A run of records
** START **

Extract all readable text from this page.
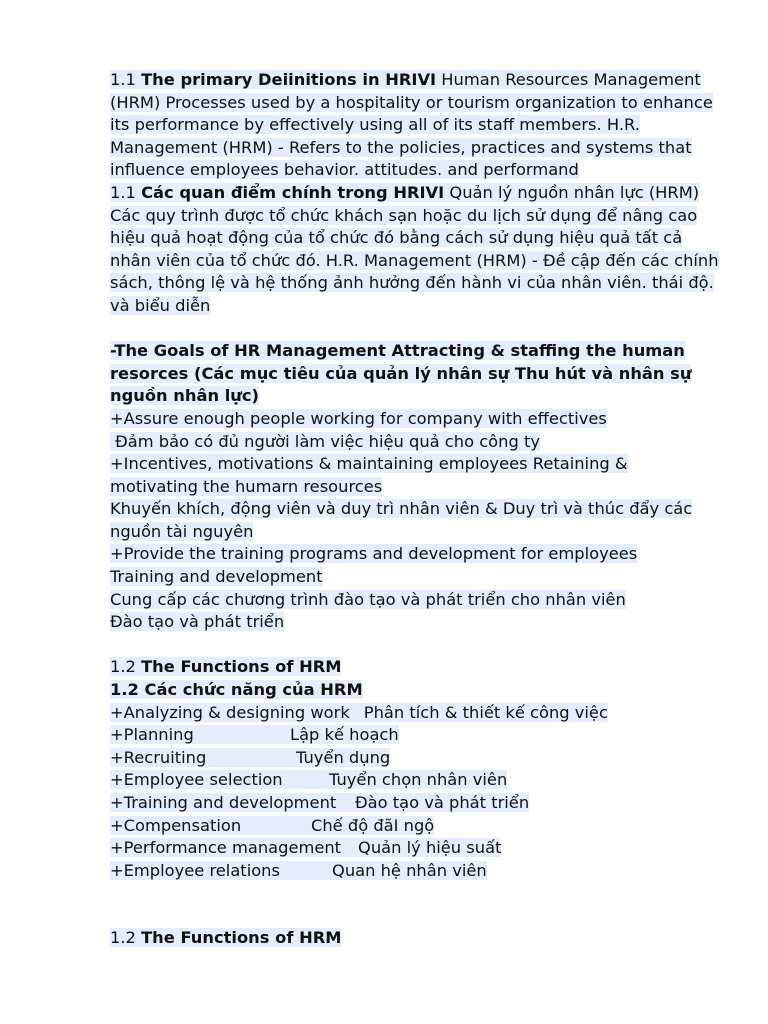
1.1 The primary Deiinitions in HRIVI Human Resources Management (HRM) Processes used by a hospitality or tourism organization to enhance its performance by effectively using all of its staff members. H.R. Management (HRM) - Refers to the policies, practices and systems that influence employees behavior. attitudes. and performand

1.1 Các quan điểm chính trong HRIVI Quản lý nguồn nhân lực (HRM) Các quy trình được tổ chức khách sạn hoặc du lịch sử dụng để nâng cao hiệu quả hoạt động của tổ chức đó bằng cách sử dụng hiệu quả tất cả nhân viên của tổ chức đó. H.R. Management (HRM) - Đề cập đến các chính sách, thông lệ và hệ thống ảnh hưởng đến hành vi của nhân viên. thái độ. và biểu diễn

-The Goals of HR Management Attracting & staffing the human resorces (Các mục tiêu của quản lý nhân sự Thu hút và nhân sự nguồn nhân lực)

+Assure enough people working for company with effectives

Đảm bảo có đủ người làm việc hiệu quả cho công ty

+Incentives, motivations & maintaining employees Retaining & motivating the humarn resources

Khuyến khích, động viên và duy trì nhân viên & Duy trì và thúc đẩy các nguồn tài nguyên

+Provide the training programs and development for employees

Training and development

Cung cấp các chương trình đào tạo và phát triển cho nhân viên

Đào tạo và phát triển

1.2 The Functions of HRM

1.2 Các chức năng của HRM

+Analyzing & designing work Phân tích & thiết kế công việc

+Planning	Lập kế hoạch

+Recruiting	Tuyển dụng

+Employee selection	Tuyển chọn nhân viên

+Training and development Đào tạo và phát triển

+Compensation	Chế độ đãI ngộ

+Performance management Quản lý hiệu suất

+Employee relations	Quan hệ nhân viên

1.2 The Functions of HRM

** END **

INSTRUCTION
Set the listing down in full and exactly. Pictures within it should not appear in the copy.

REPLY
Extract all readable text from this page.
1.1 The primary Deiinitions in HRIVI Human Resources Management (HRM) Processes used by a hospitality or tourism organization to enhance its performance by effectively using all of its staff members. H.R. Management (HRM) - Refers to the policies, practices and systems that influence employees behavior. attitudes. and performand

1.1 Các quan điểm chính trong HRIVI Quản lý nguồn nhân lực (HRM) Các quy trình được tổ chức khách sạn hoặc du lịch sử dụng để nâng cao hiệu quả hoạt động của tổ chức đó bằng cách sử dụng hiệu quả tất cả nhân viên của tổ chức đó. H.R. Management (HRM) - Đề cập đến các chính sách, thông lệ và hệ thống ảnh hưởng đến hành vi của nhân viên. thái độ. và biểu diễn

-The Goals of HR Management Attracting & staffing the human resorces (Các mục tiêu của quản lý nhân sự Thu hút và nhân sự nguồn nhân lực)

+Assure enough people working for company with effectives

Đảm bảo có đủ người làm việc hiệu quả cho công ty

+Incentives, motivations & maintaining employees Retaining & motivating the humarn resources

Khuyến khích, động viên và duy trì nhân viên & Duy trì và thúc đẩy các nguồn tài nguyên

+Provide the training programs and development for employees

Training and development

Cung cấp các chương trình đào tạo và phát triển cho nhân viên

Đào tạo và phát triển

1.2 The Functions of HRM

1.2 Các chức năng của HRM

+Analyzing & designing work Phân tích & thiết kế công việc

+Planning	Lập kế hoạch

+Recruiting	Tuyển dụng

+Employee selection	Tuyển chọn nhân viên

+Training and development Đào tạo và phát triển

+Compensation	Chế độ đãI ngộ

+Performance management Quản lý hiệu suất

+Employee relations	Quan hệ nhân viên

1.2 The Functions of HRM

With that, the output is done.